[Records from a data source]
============

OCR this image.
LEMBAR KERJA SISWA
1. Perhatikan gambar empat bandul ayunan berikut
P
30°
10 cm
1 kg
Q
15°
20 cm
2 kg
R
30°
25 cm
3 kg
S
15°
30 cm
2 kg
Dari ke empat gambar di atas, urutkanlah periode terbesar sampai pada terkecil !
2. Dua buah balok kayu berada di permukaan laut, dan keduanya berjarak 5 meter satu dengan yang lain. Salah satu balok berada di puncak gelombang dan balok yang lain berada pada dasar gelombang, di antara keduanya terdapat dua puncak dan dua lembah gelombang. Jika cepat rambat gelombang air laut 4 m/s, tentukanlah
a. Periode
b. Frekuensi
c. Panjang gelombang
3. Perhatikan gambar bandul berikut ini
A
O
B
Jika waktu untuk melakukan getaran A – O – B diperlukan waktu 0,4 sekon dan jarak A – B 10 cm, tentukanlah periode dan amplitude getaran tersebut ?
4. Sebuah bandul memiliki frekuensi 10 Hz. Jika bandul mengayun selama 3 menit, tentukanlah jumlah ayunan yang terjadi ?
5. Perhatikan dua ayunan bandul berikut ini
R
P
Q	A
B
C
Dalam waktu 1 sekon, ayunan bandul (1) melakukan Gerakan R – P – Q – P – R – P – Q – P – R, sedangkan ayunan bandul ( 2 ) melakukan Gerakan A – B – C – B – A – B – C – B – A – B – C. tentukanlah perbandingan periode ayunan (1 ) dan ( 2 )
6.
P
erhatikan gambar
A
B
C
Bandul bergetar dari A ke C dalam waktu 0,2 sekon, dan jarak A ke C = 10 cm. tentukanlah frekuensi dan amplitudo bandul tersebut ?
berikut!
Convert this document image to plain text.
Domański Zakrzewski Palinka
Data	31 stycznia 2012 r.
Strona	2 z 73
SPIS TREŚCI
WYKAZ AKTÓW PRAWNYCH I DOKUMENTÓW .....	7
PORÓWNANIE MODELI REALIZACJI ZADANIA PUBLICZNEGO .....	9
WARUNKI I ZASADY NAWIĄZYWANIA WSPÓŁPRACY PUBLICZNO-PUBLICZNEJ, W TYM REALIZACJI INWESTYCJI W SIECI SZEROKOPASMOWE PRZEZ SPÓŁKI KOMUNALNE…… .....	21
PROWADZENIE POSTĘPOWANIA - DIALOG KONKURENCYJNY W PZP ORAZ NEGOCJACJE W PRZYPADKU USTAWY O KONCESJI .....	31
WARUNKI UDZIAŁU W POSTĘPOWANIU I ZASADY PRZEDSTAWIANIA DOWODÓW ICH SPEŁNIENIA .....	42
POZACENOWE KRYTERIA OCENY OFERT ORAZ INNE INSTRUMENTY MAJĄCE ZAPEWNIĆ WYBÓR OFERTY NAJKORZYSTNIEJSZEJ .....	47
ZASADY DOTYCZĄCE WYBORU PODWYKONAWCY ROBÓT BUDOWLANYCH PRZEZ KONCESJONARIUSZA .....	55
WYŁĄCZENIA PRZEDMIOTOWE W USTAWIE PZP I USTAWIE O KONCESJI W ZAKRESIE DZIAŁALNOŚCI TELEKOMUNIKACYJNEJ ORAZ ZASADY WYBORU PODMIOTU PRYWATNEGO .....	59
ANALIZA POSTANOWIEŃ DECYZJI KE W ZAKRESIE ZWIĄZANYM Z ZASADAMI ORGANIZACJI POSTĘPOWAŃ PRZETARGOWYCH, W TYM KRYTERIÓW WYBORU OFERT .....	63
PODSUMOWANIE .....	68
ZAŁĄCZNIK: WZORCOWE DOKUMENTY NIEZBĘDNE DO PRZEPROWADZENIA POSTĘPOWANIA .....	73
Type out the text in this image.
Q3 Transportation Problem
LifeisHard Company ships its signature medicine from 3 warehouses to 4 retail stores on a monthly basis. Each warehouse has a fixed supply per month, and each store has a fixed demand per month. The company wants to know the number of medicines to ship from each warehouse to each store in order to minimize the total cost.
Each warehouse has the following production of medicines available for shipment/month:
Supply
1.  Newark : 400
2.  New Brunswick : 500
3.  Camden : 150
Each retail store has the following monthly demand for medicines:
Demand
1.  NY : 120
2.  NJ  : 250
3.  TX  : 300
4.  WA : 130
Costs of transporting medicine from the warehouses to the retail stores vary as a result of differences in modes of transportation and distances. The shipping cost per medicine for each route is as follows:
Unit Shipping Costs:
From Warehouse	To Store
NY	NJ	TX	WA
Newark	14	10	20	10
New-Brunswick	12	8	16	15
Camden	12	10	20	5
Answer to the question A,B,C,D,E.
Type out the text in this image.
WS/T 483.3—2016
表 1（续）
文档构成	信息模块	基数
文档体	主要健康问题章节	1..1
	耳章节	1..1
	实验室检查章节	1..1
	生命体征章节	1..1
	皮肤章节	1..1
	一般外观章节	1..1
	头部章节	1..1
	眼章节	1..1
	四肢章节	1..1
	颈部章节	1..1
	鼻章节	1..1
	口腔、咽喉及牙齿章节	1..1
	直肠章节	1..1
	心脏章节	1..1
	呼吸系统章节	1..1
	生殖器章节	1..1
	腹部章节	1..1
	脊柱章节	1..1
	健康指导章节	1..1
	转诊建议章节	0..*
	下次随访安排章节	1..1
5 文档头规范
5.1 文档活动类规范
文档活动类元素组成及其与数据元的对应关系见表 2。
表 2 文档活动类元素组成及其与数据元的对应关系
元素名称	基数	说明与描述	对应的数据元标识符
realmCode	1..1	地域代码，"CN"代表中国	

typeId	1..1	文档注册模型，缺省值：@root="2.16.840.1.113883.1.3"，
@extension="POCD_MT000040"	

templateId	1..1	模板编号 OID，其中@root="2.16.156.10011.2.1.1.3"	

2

============

◆ WORK INSTRUCTIONS
Go through the listing above and pull out each line containing the word "bandul".

◆ EXERCISE RESULT
1. Perhatikan gambar empat bandul ayunan berikut
3. Perhatikan gambar bandul berikut ini
4. Sebuah bandul memiliki frekuensi 10 Hz. Jika bandul mengayun selama 3 menit, tentukanlah jumlah ayunan yang terjadi ?
5. Perhatikan dua ayunan bandul berikut ini
Dalam waktu 1 sekon, ayunan bandul (1) melakukan Gerakan R – P – Q – P – R – P – Q – P – R, sedangkan ayunan bandul ( 2 ) melakukan Gerakan A – B – C – B – A – B – C – B – A – B – C. tentukanlah perbandingan periode ayunan (1 ) dan ( 2 )
Bandul bergetar dari A ke C dalam waktu 0,2 sekon, dan jarak A ke C = 10 cm. tentukanlah frekuensi dan amplitudo bandul tersebut ?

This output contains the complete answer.